Your objective
Return all the data, word for word.

Extracted records
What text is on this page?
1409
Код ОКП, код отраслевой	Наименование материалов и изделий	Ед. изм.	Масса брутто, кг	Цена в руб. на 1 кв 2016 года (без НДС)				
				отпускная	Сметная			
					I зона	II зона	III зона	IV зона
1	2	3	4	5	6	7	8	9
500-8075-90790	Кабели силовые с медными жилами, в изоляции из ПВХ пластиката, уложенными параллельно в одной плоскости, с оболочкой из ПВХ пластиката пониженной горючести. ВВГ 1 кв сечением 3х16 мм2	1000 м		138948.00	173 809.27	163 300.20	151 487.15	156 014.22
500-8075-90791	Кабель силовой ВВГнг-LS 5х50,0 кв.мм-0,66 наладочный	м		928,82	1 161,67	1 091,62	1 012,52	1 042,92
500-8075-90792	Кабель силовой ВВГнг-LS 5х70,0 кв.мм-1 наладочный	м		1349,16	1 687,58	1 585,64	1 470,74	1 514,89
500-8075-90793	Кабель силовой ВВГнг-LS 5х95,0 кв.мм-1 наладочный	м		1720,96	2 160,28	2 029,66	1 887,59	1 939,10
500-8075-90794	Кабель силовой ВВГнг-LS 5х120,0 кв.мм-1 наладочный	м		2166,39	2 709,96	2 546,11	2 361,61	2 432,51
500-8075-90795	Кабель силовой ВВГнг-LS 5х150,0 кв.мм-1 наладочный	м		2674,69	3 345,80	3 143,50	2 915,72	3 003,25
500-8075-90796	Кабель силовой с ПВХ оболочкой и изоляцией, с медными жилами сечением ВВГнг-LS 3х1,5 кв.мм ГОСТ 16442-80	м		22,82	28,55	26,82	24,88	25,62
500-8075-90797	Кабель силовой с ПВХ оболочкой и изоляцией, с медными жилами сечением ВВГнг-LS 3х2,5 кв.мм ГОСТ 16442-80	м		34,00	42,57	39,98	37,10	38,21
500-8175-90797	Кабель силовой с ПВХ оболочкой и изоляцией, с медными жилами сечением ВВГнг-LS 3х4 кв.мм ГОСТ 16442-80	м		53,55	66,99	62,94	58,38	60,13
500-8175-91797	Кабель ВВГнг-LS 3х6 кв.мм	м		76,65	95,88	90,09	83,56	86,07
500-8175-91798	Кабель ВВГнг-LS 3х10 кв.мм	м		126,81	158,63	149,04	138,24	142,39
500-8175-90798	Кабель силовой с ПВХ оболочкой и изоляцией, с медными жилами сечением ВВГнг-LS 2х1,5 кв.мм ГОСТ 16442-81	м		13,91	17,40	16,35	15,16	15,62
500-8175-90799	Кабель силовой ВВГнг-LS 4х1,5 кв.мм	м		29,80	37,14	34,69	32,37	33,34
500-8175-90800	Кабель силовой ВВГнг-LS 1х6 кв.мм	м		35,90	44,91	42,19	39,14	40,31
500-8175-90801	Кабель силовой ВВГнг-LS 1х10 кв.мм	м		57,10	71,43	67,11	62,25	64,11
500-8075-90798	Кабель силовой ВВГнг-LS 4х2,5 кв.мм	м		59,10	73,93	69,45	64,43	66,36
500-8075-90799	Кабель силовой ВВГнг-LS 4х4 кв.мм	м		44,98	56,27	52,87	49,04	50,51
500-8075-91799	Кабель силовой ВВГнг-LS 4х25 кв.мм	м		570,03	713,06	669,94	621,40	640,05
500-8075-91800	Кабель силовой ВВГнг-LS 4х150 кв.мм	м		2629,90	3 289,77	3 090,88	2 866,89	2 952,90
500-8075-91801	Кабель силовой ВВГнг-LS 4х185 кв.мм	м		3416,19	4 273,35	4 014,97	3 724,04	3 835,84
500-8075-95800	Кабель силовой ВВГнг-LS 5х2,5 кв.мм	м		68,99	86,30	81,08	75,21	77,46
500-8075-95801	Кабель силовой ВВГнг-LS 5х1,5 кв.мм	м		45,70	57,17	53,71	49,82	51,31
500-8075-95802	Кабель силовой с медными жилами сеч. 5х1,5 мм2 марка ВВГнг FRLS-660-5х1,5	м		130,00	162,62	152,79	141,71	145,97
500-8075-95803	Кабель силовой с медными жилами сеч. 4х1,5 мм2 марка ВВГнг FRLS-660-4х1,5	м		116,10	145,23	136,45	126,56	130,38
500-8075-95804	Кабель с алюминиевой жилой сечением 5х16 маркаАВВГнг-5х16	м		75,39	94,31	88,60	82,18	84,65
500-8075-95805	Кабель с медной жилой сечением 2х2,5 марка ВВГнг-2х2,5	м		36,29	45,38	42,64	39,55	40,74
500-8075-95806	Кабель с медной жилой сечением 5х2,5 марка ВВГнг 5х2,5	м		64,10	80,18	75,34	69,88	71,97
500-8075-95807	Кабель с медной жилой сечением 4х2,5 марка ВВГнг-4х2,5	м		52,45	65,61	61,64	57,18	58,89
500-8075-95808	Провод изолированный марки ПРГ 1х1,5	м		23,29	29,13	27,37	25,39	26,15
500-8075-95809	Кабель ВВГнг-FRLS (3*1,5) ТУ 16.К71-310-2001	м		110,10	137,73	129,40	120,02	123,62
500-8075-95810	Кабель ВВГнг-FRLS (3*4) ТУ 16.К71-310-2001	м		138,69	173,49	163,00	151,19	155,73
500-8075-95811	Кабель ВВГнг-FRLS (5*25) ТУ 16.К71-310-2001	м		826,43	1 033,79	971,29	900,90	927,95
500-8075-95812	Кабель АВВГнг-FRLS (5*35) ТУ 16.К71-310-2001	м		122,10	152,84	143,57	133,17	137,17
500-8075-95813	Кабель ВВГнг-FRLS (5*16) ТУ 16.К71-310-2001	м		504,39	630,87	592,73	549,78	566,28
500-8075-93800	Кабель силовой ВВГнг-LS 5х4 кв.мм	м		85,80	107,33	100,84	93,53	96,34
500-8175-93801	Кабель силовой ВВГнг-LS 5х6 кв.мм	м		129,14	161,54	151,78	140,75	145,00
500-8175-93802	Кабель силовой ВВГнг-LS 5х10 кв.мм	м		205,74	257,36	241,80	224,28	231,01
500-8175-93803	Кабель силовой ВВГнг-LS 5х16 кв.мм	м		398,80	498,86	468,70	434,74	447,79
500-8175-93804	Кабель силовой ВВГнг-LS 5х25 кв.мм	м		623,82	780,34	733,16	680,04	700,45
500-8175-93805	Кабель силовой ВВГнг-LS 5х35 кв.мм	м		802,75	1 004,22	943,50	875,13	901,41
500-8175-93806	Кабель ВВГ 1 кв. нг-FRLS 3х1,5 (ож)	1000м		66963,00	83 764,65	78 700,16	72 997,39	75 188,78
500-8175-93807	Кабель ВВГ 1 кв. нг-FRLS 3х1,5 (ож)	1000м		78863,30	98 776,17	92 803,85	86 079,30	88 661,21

Answer to the exercise
What text is on this page?
1409
Код ОКП, код отраслевой	Наименование материалов и изделий	Ед. изм.	Масса брутто, кг	Цена в руб. на 1 кв 2016 года (без НДС)				
				отпускная	Сметная			
					I зона	II зона	III зона	IV зона
1	2	3	4	5	6	7	8	9
500-8075-90790	Кабели силовые с медными жилами, в изоляции из ПВХ пластиката, уложенными параллельно в одной плоскости, с оболочкой из ПВХ пластиката пониженной горючести. ВВГ 1 кв сечением 3х16 мм2	1000 м		138948.00	173 809.27	163 300.20	151 487.15	156 014.22
500-8075-90791	Кабель силовой ВВГнг-LS 5х50,0 кв.мм-0,66 наладочный	м		928,82	1 161,67	1 091,62	1 012,52	1 042,92
500-8075-90792	Кабель силовой ВВГнг-LS 5х70,0 кв.мм-1 наладочный	м		1349,16	1 687,58	1 585,64	1 470,74	1 514,89
500-8075-90793	Кабель силовой ВВГнг-LS 5х95,0 кв.мм-1 наладочный	м		1720,96	2 160,28	2 029,66	1 887,59	1 939,10
500-8075-90794	Кабель силовой ВВГнг-LS 5х120,0 кв.мм-1 наладочный	м		2166,39	2 709,96	2 546,11	2 361,61	2 432,51
500-8075-90795	Кабель силовой ВВГнг-LS 5х150,0 кв.мм-1 наладочный	м		2674,69	3 345,80	3 143,50	2 915,72	3 003,25
500-8075-90796	Кабель силовой с ПВХ оболочкой и изоляцией, с медными жилами сечением ВВГнг-LS 3х1,5 кв.мм ГОСТ 16442-80	м		22,82	28,55	26,82	24,88	25,62
500-8075-90797	Кабель силовой с ПВХ оболочкой и изоляцией, с медными жилами сечением ВВГнг-LS 3х2,5 кв.мм ГОСТ 16442-80	м		34,00	42,57	39,98	37,10	38,21
500-8175-90797	Кабель силовой с ПВХ оболочкой и изоляцией, с медными жилами сечением ВВГнг-LS 3х4 кв.мм ГОСТ 16442-80	м		53,55	66,99	62,94	58,38	60,13
500-8175-91797	Кабель ВВГнг-LS 3х6 кв.мм	м		76,65	95,88	90,09	83,56	86,07
500-8175-91798	Кабель ВВГнг-LS 3х10 кв.мм	м		126,81	158,63	149,04	138,24	142,39
500-8175-90798	Кабель силовой с ПВХ оболочкой и изоляцией, с медными жилами сечением ВВГнг-LS 2х1,5 кв.мм ГОСТ 16442-81	м		13,91	17,40	16,35	15,16	15,62
500-8175-90799	Кабель силовой ВВГнг-LS 4х1,5 кв.мм	м		29,80	37,14	34,69	32,37	33,34
500-8175-90800	Кабель силовой ВВГнг-LS 1х6 кв.мм	м		35,90	44,91	42,19	39,14	40,31
500-8175-90801	Кабель силовой ВВГнг-LS 1х10 кв.мм	м		57,10	71,43	67,11	62,25	64,11
500-8075-90798	Кабель силовой ВВГнг-LS 4х2,5 кв.мм	м		59,10	73,93	69,45	64,43	66,36
500-8075-90799	Кабель силовой ВВГнг-LS 4х4 кв.мм	м		44,98	56,27	52,87	49,04	50,51
500-8075-91799	Кабель силовой ВВГнг-LS 4х25 кв.мм	м		570,03	713,06	669,94	621,40	640,05
500-8075-91800	Кабель силовой ВВГнг-LS 4х150 кв.мм	м		2629,90	3 289,77	3 090,88	2 866,89	2 952,90
500-8075-91801	Кабель силовой ВВГнг-LS 4х185 кв.мм	м		3416,19	4 273,35	4 014,97	3 724,04	3 835,84
500-8075-95800	Кабель силовой ВВГнг-LS 5х2,5 кв.мм	м		68,99	86,30	81,08	75,21	77,46
500-8075-95801	Кабель силовой ВВГнг-LS 5х1,5 кв.мм	м		45,70	57,17	53,71	49,82	51,31
500-8075-95802	Кабель силовой с медными жилами сеч. 5х1,5 мм2 марка ВВГнг FRLS-660-5х1,5	м		130,00	162,62	152,79	141,71	145,97
500-8075-95803	Кабель силовой с медными жилами сеч. 4х1,5 мм2 марка ВВГнг FRLS-660-4х1,5	м		116,10	145,23	136,45	126,56	130,38
500-8075-95804	Кабель с алюминиевой жилой сечением 5х16 маркаАВВГнг-5х16	м		75,39	94,31	88,60	82,18	84,65
500-8075-95805	Кабель с медной жилой сечением 2х2,5 марка ВВГнг-2х2,5	м		36,29	45,38	42,64	39,55	40,74
500-8075-95806	Кабель с медной жилой сечением 5х2,5 марка ВВГнг 5х2,5	м		64,10	80,18	75,34	69,88	71,97
500-8075-95807	Кабель с медной жилой сечением 4х2,5 марка ВВГнг-4х2,5	м		52,45	65,61	61,64	57,18	58,89
500-8075-95808	Провод изолированный марки ПРГ 1х1,5	м		23,29	29,13	27,37	25,39	26,15
500-8075-95809	Кабель ВВГнг-FRLS (3*1,5) ТУ 16.К71-310-2001	м		110,10	137,73	129,40	120,02	123,62
500-8075-95810	Кабель ВВГнг-FRLS (3*4) ТУ 16.К71-310-2001	м		138,69	173,49	163,00	151,19	155,73
500-8075-95811	Кабель ВВГнг-FRLS (5*25) ТУ 16.К71-310-2001	м		826,43	1 033,79	971,29	900,90	927,95
500-8075-95812	Кабель АВВГнг-FRLS (5*35) ТУ 16.К71-310-2001	м		122,10	152,84	143,57	133,17	137,17
500-8075-95813	Кабель ВВГнг-FRLS (5*16) ТУ 16.К71-310-2001	м		504,39	630,87	592,73	549,78	566,28
500-8075-93800	Кабель силовой ВВГнг-LS 5х4 кв.мм	м		85,80	107,33	100,84	93,53	96,34
500-8175-93801	Кабель силовой ВВГнг-LS 5х6 кв.мм	м		129,14	161,54	151,78	140,75	145,00
500-8175-93802	Кабель силовой ВВГнг-LS 5х10 кв.мм	м		205,74	257,36	241,80	224,28	231,01
500-8175-93803	Кабель силовой ВВГнг-LS 5х16 кв.мм	м		398,80	498,86	468,70	434,74	447,79
500-8175-93804	Кабель силовой ВВГнг-LS 5х25 кв.мм	м		623,82	780,34	733,16	680,04	700,45
500-8175-93805	Кабель силовой ВВГнг-LS 5х35 кв.мм	м		802,75	1 004,22	943,50	875,13	901,41
500-8175-93806	Кабель ВВГ 1 кв. нг-FRLS 3х1,5 (ож)	1000м		66963,00	83 764,65	78 700,16	72 997,39	75 188,78
500-8175-93807	Кабель ВВГ 1 кв. нг-FRLS 3х1,5 (ож)	1000м		78863,30	98 776,17	92 803,85	86 079,30	88 661,21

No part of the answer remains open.